• Instructions to follow:
Return each line of the data below exactly, omitting any pictures.

• Data shown:
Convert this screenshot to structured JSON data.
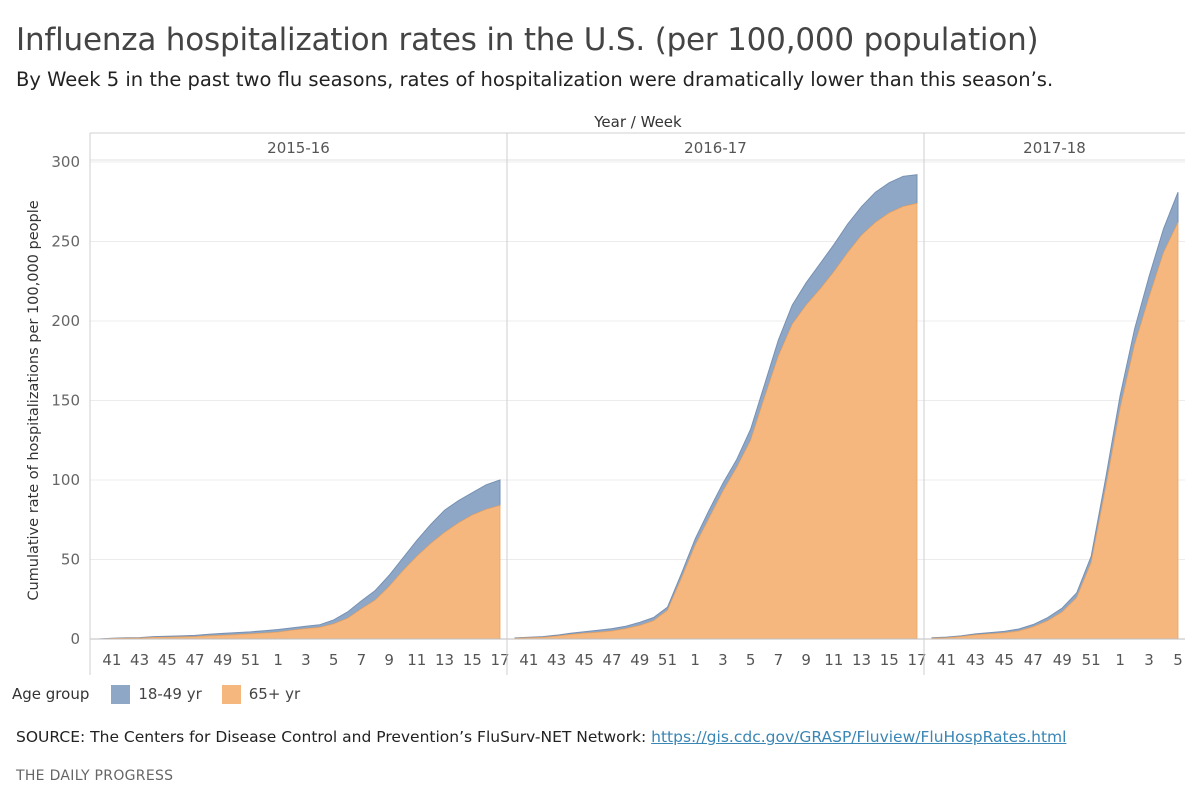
{
  "header": {
    "title": "Influenza hospitalization rates in the U.S. (per 100,000 population)",
    "subtitle": "By Week 5 in the past two flu seasons, rates of hospitalization were dramatically lower than this season’s."
  },
  "legend": {
    "title": "Age group",
    "items": [
      {
        "label": "18-49 yr",
        "color": "#8ea7c6"
      },
      {
        "label": "65+ yr",
        "color": "#f5b77e"
      }
    ]
  },
  "footer": {
    "source_prefix": "SOURCE: The Centers for Disease Control and Prevention’s FluSurv-NET Network: ",
    "source_link": "https://gis.cdc.gov/GRASP/Fluview/FluHospRates.html",
    "credit": "THE DAILY PROGRESS"
  },
  "chart_data": {
    "type": "area",
    "stacked": true,
    "column_header": "Year / Week",
    "ylabel": "Cumulative rate of hospitalizations per 100,000 people",
    "ylim": [
      0,
      300
    ],
    "yticks": [
      0,
      50,
      100,
      150,
      200,
      250,
      300
    ],
    "grid": true,
    "colors": {
      "18-49 yr": "#8ea7c6",
      "65+ yr": "#f5b77e"
    },
    "panels": [
      {
        "name": "2015-16",
        "weeks": [
          40,
          41,
          42,
          43,
          44,
          45,
          46,
          47,
          48,
          49,
          50,
          51,
          52,
          1,
          2,
          3,
          4,
          5,
          6,
          7,
          8,
          9,
          10,
          11,
          12,
          13,
          14,
          15,
          16,
          17
        ],
        "tick_labels": [
          "41",
          "43",
          "45",
          "47",
          "49",
          "51",
          "1",
          "3",
          "5",
          "7",
          "9",
          "11",
          "13",
          "15",
          "17"
        ],
        "series": [
          {
            "name": "65+ yr",
            "values": [
              0,
              0.3,
              0.5,
              0.6,
              1.0,
              1.1,
              1.3,
              1.5,
              2.0,
              2.3,
              2.7,
              3.2,
              3.7,
              4.3,
              5.5,
              6.5,
              7.3,
              9.5,
              13.0,
              19.0,
              24.5,
              33.0,
              43.0,
              52.0,
              60.0,
              67.0,
              73.0,
              78.0,
              81.5,
              84.0
            ]
          },
          {
            "name": "18-49 yr",
            "values": [
              0,
              0.2,
              0.3,
              0.3,
              0.5,
              0.6,
              0.7,
              0.8,
              1.0,
              1.2,
              1.3,
              1.3,
              1.5,
              1.7,
              1.5,
              1.5,
              1.7,
              2.5,
              4.0,
              5.0,
              6.0,
              7.0,
              8.0,
              10.0,
              12.0,
              14.0,
              14.0,
              14.0,
              15.5,
              16.0
            ]
          }
        ]
      },
      {
        "name": "2016-17",
        "weeks": [
          40,
          41,
          42,
          43,
          44,
          45,
          46,
          47,
          48,
          49,
          50,
          51,
          52,
          1,
          2,
          3,
          4,
          5,
          6,
          7,
          8,
          9,
          10,
          11,
          12,
          13,
          14,
          15,
          16,
          17
        ],
        "tick_labels": [
          "41",
          "43",
          "45",
          "47",
          "49",
          "51",
          "1",
          "3",
          "5",
          "7",
          "9",
          "11",
          "13",
          "15",
          "17"
        ],
        "series": [
          {
            "name": "65+ yr",
            "values": [
              0.5,
              0.8,
              1.0,
              1.8,
              2.8,
              3.6,
              4.2,
              5.0,
              6.5,
              8.5,
              11.5,
              18.0,
              38.0,
              59.0,
              76.0,
              93.0,
              108.0,
              125.0,
              152.0,
              178.0,
              198.0,
              210.0,
              220.0,
              231.0,
              243.0,
              254.0,
              262.0,
              268.0,
              272.0,
              274.0
            ]
          },
          {
            "name": "18-49 yr",
            "values": [
              0.2,
              0.3,
              0.5,
              0.6,
              0.8,
              1.0,
              1.3,
              1.5,
              1.5,
              2.0,
              2.0,
              2.0,
              3.0,
              4.0,
              5.0,
              5.0,
              5.0,
              7.0,
              8.0,
              10.0,
              12.0,
              14.0,
              16.0,
              17.0,
              18.0,
              18.0,
              19.0,
              19.0,
              19.0,
              18.0
            ]
          }
        ]
      },
      {
        "name": "2017-18",
        "weeks": [
          40,
          41,
          42,
          43,
          44,
          45,
          46,
          47,
          48,
          49,
          50,
          51,
          52,
          1,
          2,
          3,
          4,
          5
        ],
        "tick_labels": [
          "41",
          "43",
          "45",
          "47",
          "49",
          "51",
          "1",
          "3",
          "5"
        ],
        "series": [
          {
            "name": "65+ yr",
            "values": [
              0.5,
              0.8,
              1.5,
              2.6,
              3.2,
              3.8,
              5.0,
              7.6,
              11.5,
              17.0,
              26.0,
              48.0,
              95.0,
              145.0,
              185.0,
              215.0,
              243.0,
              262.0
            ]
          },
          {
            "name": "18-49 yr",
            "values": [
              0.3,
              0.4,
              0.5,
              0.6,
              0.8,
              1.0,
              1.3,
              1.5,
              2.0,
              2.5,
              3.0,
              4.0,
              6.0,
              8.0,
              10.0,
              13.0,
              15.0,
              19.0
            ]
          }
        ]
      }
    ]
  }
}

• Answer to the problem:
Convert this screenshot to structured JSON data.
{
  "header": {
    "title": "Influenza hospitalization rates in the U.S. (per 100,000 population)",
    "subtitle": "By Week 5 in the past two flu seasons, rates of hospitalization were dramatically lower than this season’s."
  },
  "legend": {
    "title": "Age group",
    "items": [
      {
        "label": "18-49 yr",
        "color": "#8ea7c6"
      },
      {
        "label": "65+ yr",
        "color": "#f5b77e"
      }
    ]
  },
  "footer": {
    "source_prefix": "SOURCE: The Centers for Disease Control and Prevention’s FluSurv-NET Network: ",
    "source_link": "https://gis.cdc.gov/GRASP/Fluview/FluHospRates.html",
    "credit": "THE DAILY PROGRESS"
  },
  "chart_data": {
    "type": "area",
    "stacked": true,
    "column_header": "Year / Week",
    "ylabel": "Cumulative rate of hospitalizations per 100,000 people",
    "ylim": [
      0,
      300
    ],
    "yticks": [
      0,
      50,
      100,
      150,
      200,
      250,
      300
    ],
    "grid": true,
    "colors": {
      "18-49 yr": "#8ea7c6",
      "65+ yr": "#f5b77e"
    },
    "panels": [
      {
        "name": "2015-16",
        "weeks": [
          40,
          41,
          42,
          43,
          44,
          45,
          46,
          47,
          48,
          49,
          50,
          51,
          52,
          1,
          2,
          3,
          4,
          5,
          6,
          7,
          8,
          9,
          10,
          11,
          12,
          13,
          14,
          15,
          16,
          17
        ],
        "tick_labels": [
          "41",
          "43",
          "45",
          "47",
          "49",
          "51",
          "1",
          "3",
          "5",
          "7",
          "9",
          "11",
          "13",
          "15",
          "17"
        ],
        "series": [
          {
            "name": "65+ yr",
            "values": [
              0,
              0.3,
              0.5,
              0.6,
              1.0,
              1.1,
              1.3,
              1.5,
              2.0,
              2.3,
              2.7,
              3.2,
              3.7,
              4.3,
              5.5,
              6.5,
              7.3,
              9.5,
              13.0,
              19.0,
              24.5,
              33.0,
              43.0,
              52.0,
              60.0,
              67.0,
              73.0,
              78.0,
              81.5,
              84.0
            ]
          },
          {
            "name": "18-49 yr",
            "values": [
              0,
              0.2,
              0.3,
              0.3,
              0.5,
              0.6,
              0.7,
              0.8,
              1.0,
              1.2,
              1.3,
              1.3,
              1.5,
              1.7,
              1.5,
              1.5,
              1.7,
              2.5,
              4.0,
              5.0,
              6.0,
              7.0,
              8.0,
              10.0,
              12.0,
              14.0,
              14.0,
              14.0,
              15.5,
              16.0
            ]
          }
        ]
      },
      {
        "name": "2016-17",
        "weeks": [
          40,
          41,
          42,
          43,
          44,
          45,
          46,
          47,
          48,
          49,
          50,
          51,
          52,
          1,
          2,
          3,
          4,
          5,
          6,
          7,
          8,
          9,
          10,
          11,
          12,
          13,
          14,
          15,
          16,
          17
        ],
        "tick_labels": [
          "41",
          "43",
          "45",
          "47",
          "49",
          "51",
          "1",
          "3",
          "5",
          "7",
          "9",
          "11",
          "13",
          "15",
          "17"
        ],
        "series": [
          {
            "name": "65+ yr",
            "values": [
              0.5,
              0.8,
              1.0,
              1.8,
              2.8,
              3.6,
              4.2,
              5.0,
              6.5,
              8.5,
              11.5,
              18.0,
              38.0,
              59.0,
              76.0,
              93.0,
              108.0,
              125.0,
              152.0,
              178.0,
              198.0,
              210.0,
              220.0,
              231.0,
              243.0,
              254.0,
              262.0,
              268.0,
              272.0,
              274.0
            ]
          },
          {
            "name": "18-49 yr",
            "values": [
              0.2,
              0.3,
              0.5,
              0.6,
              0.8,
              1.0,
              1.3,
              1.5,
              1.5,
              2.0,
              2.0,
              2.0,
              3.0,
              4.0,
              5.0,
              5.0,
              5.0,
              7.0,
              8.0,
              10.0,
              12.0,
              14.0,
              16.0,
              17.0,
              18.0,
              18.0,
              19.0,
              19.0,
              19.0,
              18.0
            ]
          }
        ]
      },
      {
        "name": "2017-18",
        "weeks": [
          40,
          41,
          42,
          43,
          44,
          45,
          46,
          47,
          48,
          49,
          50,
          51,
          52,
          1,
          2,
          3,
          4,
          5
        ],
        "tick_labels": [
          "41",
          "43",
          "45",
          "47",
          "49",
          "51",
          "1",
          "3",
          "5"
        ],
        "series": [
          {
            "name": "65+ yr",
            "values": [
              0.5,
              0.8,
              1.5,
              2.6,
              3.2,
              3.8,
              5.0,
              7.6,
              11.5,
              17.0,
              26.0,
              48.0,
              95.0,
              145.0,
              185.0,
              215.0,
              243.0,
              262.0
            ]
          },
          {
            "name": "18-49 yr",
            "values": [
              0.3,
              0.4,
              0.5,
              0.6,
              0.8,
              1.0,
              1.3,
              1.5,
              2.0,
              2.5,
              3.0,
              4.0,
              6.0,
              8.0,
              10.0,
              13.0,
              15.0,
              19.0
            ]
          }
        ]
      }
    ]
  }
}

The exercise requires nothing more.